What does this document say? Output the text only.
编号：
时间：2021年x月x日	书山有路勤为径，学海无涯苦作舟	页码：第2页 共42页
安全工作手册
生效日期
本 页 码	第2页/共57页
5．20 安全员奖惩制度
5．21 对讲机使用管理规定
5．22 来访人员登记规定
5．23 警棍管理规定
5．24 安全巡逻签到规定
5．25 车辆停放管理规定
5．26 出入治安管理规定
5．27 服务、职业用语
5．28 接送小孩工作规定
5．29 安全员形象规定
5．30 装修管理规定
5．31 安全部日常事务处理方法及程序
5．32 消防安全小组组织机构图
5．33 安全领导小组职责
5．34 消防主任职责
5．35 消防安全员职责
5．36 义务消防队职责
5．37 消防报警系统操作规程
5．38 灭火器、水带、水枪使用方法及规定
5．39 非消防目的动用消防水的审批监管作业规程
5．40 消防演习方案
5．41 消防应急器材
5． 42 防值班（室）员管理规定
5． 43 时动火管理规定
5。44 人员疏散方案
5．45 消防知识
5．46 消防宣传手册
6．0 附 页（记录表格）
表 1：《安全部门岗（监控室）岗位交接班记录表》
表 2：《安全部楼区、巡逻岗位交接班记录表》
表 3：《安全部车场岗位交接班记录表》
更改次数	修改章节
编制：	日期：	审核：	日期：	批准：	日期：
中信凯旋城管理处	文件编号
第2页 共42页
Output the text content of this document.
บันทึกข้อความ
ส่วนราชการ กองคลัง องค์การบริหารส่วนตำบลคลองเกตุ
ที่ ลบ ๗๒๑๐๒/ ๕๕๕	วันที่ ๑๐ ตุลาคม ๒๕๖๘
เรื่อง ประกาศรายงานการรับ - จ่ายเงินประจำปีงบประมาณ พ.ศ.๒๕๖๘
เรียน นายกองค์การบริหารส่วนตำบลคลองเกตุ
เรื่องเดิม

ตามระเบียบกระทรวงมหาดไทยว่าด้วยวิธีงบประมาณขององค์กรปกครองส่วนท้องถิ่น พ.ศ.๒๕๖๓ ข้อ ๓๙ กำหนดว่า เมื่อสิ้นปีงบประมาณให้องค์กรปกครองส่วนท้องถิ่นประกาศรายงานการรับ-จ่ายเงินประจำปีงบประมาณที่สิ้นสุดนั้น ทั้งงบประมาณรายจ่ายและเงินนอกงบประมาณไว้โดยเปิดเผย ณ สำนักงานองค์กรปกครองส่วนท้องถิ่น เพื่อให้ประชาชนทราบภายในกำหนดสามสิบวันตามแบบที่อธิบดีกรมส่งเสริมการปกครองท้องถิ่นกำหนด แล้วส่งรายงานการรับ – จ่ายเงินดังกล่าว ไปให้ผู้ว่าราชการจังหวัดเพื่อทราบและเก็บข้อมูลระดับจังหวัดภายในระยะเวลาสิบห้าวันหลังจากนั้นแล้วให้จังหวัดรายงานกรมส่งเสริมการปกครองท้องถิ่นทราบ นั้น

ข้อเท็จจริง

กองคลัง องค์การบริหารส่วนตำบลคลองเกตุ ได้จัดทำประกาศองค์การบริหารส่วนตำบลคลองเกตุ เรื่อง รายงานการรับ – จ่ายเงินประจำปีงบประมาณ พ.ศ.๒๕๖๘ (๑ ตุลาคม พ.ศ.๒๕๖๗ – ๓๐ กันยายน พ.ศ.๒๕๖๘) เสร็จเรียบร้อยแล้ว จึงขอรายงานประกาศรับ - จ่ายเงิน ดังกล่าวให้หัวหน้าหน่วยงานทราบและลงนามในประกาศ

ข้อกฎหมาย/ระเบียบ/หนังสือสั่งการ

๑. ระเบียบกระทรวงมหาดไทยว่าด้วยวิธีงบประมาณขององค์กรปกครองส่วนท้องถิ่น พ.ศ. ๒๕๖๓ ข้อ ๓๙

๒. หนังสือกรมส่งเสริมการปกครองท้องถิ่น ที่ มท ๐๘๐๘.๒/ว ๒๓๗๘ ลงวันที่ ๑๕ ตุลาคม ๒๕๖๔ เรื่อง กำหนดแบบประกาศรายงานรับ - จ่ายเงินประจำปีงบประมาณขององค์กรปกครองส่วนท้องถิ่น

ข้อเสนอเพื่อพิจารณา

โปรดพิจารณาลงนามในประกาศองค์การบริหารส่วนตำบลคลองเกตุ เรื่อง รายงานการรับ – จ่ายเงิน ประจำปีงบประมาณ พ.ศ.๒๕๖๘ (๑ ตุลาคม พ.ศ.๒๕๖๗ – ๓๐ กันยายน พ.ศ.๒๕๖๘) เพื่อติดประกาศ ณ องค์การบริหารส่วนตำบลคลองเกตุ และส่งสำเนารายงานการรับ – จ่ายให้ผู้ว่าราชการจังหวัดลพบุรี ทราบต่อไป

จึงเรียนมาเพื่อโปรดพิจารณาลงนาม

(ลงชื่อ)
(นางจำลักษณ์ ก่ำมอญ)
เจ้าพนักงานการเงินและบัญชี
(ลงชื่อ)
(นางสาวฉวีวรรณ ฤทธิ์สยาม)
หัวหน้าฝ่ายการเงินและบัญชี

☆ ☆ ☆ ☆

Objective
Please restate the records in full, word for word.

Exercise answer
What does this document say? Output the text only.
编号：
时间：2021年x月x日	书山有路勤为径，学海无涯苦作舟	页码：第2页 共42页
安全工作手册
生效日期
本 页 码	第2页/共57页
5．20 安全员奖惩制度
5．21 对讲机使用管理规定
5．22 来访人员登记规定
5．23 警棍管理规定
5．24 安全巡逻签到规定
5．25 车辆停放管理规定
5．26 出入治安管理规定
5．27 服务、职业用语
5．28 接送小孩工作规定
5．29 安全员形象规定
5．30 装修管理规定
5．31 安全部日常事务处理方法及程序
5．32 消防安全小组组织机构图
5．33 安全领导小组职责
5．34 消防主任职责
5．35 消防安全员职责
5．36 义务消防队职责
5．37 消防报警系统操作规程
5．38 灭火器、水带、水枪使用方法及规定
5．39 非消防目的动用消防水的审批监管作业规程
5．40 消防演习方案
5．41 消防应急器材
5． 42 防值班（室）员管理规定
5． 43 时动火管理规定
5。44 人员疏散方案
5．45 消防知识
5．46 消防宣传手册
6．0 附 页（记录表格）
表 1：《安全部门岗（监控室）岗位交接班记录表》
表 2：《安全部楼区、巡逻岗位交接班记录表》
表 3：《安全部车场岗位交接班记录表》
更改次数	修改章节
编制：	日期：	审核：	日期：	批准：	日期：
中信凯旋城管理处	文件编号
第2页 共42页
Output the text content of this document.
บันทึกข้อความ
ส่วนราชการ กองคลัง องค์การบริหารส่วนตำบลคลองเกตุ
ที่ ลบ ๗๒๑๐๒/ ๕๕๕	วันที่ ๑๐ ตุลาคม ๒๕๖๘
เรื่อง ประกาศรายงานการรับ - จ่ายเงินประจำปีงบประมาณ พ.ศ.๒๕๖๘
เรียน นายกองค์การบริหารส่วนตำบลคลองเกตุ
เรื่องเดิม

ตามระเบียบกระทรวงมหาดไทยว่าด้วยวิธีงบประมาณขององค์กรปกครองส่วนท้องถิ่น พ.ศ.๒๕๖๓ ข้อ ๓๙ กำหนดว่า เมื่อสิ้นปีงบประมาณให้องค์กรปกครองส่วนท้องถิ่นประกาศรายงานการรับ-จ่ายเงินประจำปีงบประมาณที่สิ้นสุดนั้น ทั้งงบประมาณรายจ่ายและเงินนอกงบประมาณไว้โดยเปิดเผย ณ สำนักงานองค์กรปกครองส่วนท้องถิ่น เพื่อให้ประชาชนทราบภายในกำหนดสามสิบวันตามแบบที่อธิบดีกรมส่งเสริมการปกครองท้องถิ่นกำหนด แล้วส่งรายงานการรับ – จ่ายเงินดังกล่าว ไปให้ผู้ว่าราชการจังหวัดเพื่อทราบและเก็บข้อมูลระดับจังหวัดภายในระยะเวลาสิบห้าวันหลังจากนั้นแล้วให้จังหวัดรายงานกรมส่งเสริมการปกครองท้องถิ่นทราบ นั้น

ข้อเท็จจริง

กองคลัง องค์การบริหารส่วนตำบลคลองเกตุ ได้จัดทำประกาศองค์การบริหารส่วนตำบลคลองเกตุ เรื่อง รายงานการรับ – จ่ายเงินประจำปีงบประมาณ พ.ศ.๒๕๖๘ (๑ ตุลาคม พ.ศ.๒๕๖๗ – ๓๐ กันยายน พ.ศ.๒๕๖๘) เสร็จเรียบร้อยแล้ว จึงขอรายงานประกาศรับ - จ่ายเงิน ดังกล่าวให้หัวหน้าหน่วยงานทราบและลงนามในประกาศ

ข้อกฎหมาย/ระเบียบ/หนังสือสั่งการ

๑. ระเบียบกระทรวงมหาดไทยว่าด้วยวิธีงบประมาณขององค์กรปกครองส่วนท้องถิ่น พ.ศ. ๒๕๖๓ ข้อ ๓๙

๒. หนังสือกรมส่งเสริมการปกครองท้องถิ่น ที่ มท ๐๘๐๘.๒/ว ๒๓๗๘ ลงวันที่ ๑๕ ตุลาคม ๒๕๖๔ เรื่อง กำหนดแบบประกาศรายงานรับ - จ่ายเงินประจำปีงบประมาณขององค์กรปกครองส่วนท้องถิ่น

ข้อเสนอเพื่อพิจารณา

โปรดพิจารณาลงนามในประกาศองค์การบริหารส่วนตำบลคลองเกตุ เรื่อง รายงานการรับ – จ่ายเงิน ประจำปีงบประมาณ พ.ศ.๒๕๖๘ (๑ ตุลาคม พ.ศ.๒๕๖๗ – ๓๐ กันยายน พ.ศ.๒๕๖๘) เพื่อติดประกาศ ณ องค์การบริหารส่วนตำบลคลองเกตุ และส่งสำเนารายงานการรับ – จ่ายให้ผู้ว่าราชการจังหวัดลพบุรี ทราบต่อไป

จึงเรียนมาเพื่อโปรดพิจารณาลงนาม

(ลงชื่อ)
(นางจำลักษณ์ ก่ำมอญ)
เจ้าพนักงานการเงินและบัญชี
(ลงชื่อ)
(นางสาวฉวีวรรณ ฤทธิ์สยาม)
หัวหน้าฝ่ายการเงินและบัญชี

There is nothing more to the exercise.